Extract the full listing verbatim and drop any pictures from your copy.

(Collected data)
□ □ □

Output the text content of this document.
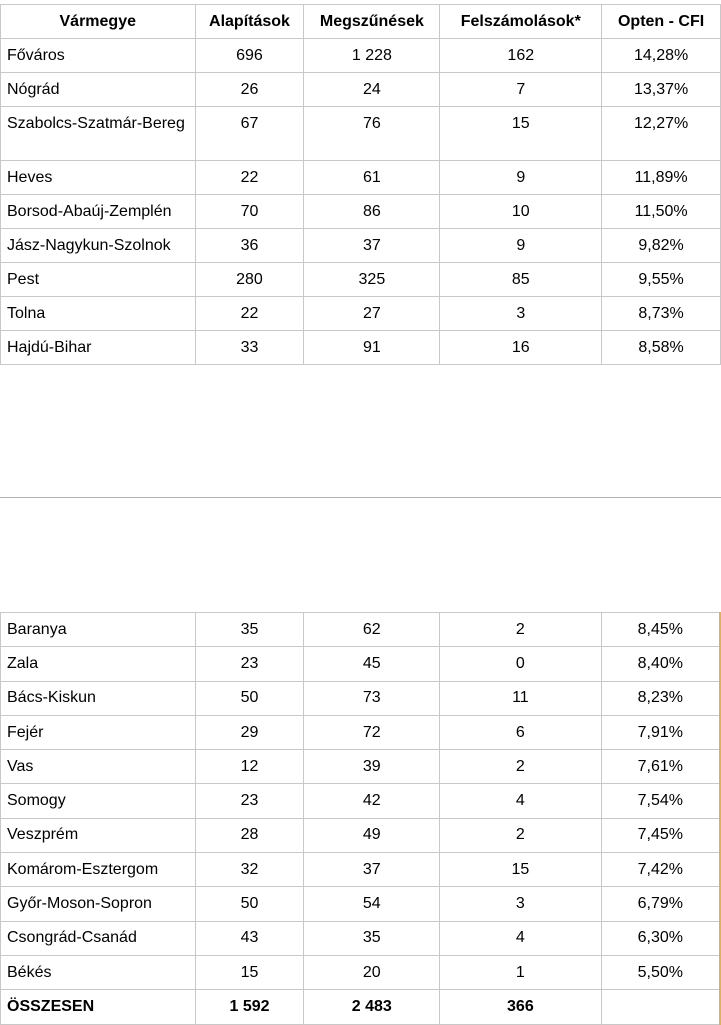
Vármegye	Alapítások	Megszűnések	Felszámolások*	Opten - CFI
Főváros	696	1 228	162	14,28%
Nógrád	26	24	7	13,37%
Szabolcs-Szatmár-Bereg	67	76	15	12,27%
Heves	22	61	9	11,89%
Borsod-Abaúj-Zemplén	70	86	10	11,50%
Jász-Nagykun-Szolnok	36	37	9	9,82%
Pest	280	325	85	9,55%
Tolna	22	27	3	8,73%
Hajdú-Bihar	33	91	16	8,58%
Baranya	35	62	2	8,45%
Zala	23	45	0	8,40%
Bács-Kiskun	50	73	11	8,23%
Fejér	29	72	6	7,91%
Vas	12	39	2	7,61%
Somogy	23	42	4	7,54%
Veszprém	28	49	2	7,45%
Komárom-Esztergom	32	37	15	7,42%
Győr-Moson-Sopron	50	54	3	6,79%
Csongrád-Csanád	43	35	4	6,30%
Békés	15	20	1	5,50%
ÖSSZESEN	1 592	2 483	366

□ □ □

- _The result_
Output the text content of this document.
Vármegye	Alapítások	Megszűnések	Felszámolások*	Opten - CFI
Főváros	696	1 228	162	14,28%
Nógrád	26	24	7	13,37%
Szabolcs-Szatmár-Bereg	67	76	15	12,27%
Heves	22	61	9	11,89%
Borsod-Abaúj-Zemplén	70	86	10	11,50%
Jász-Nagykun-Szolnok	36	37	9	9,82%
Pest	280	325	85	9,55%
Tolna	22	27	3	8,73%
Hajdú-Bihar	33	91	16	8,58%
Baranya	35	62	2	8,45%
Zala	23	45	0	8,40%
Bács-Kiskun	50	73	11	8,23%
Fejér	29	72	6	7,91%
Vas	12	39	2	7,61%
Somogy	23	42	4	7,54%
Veszprém	28	49	2	7,45%
Komárom-Esztergom	32	37	15	7,42%
Győr-Moson-Sopron	50	54	3	6,79%
Csongrád-Csanád	43	35	4	6,30%
Békés	15	20	1	5,50%
ÖSSZESEN	1 592	2 483	366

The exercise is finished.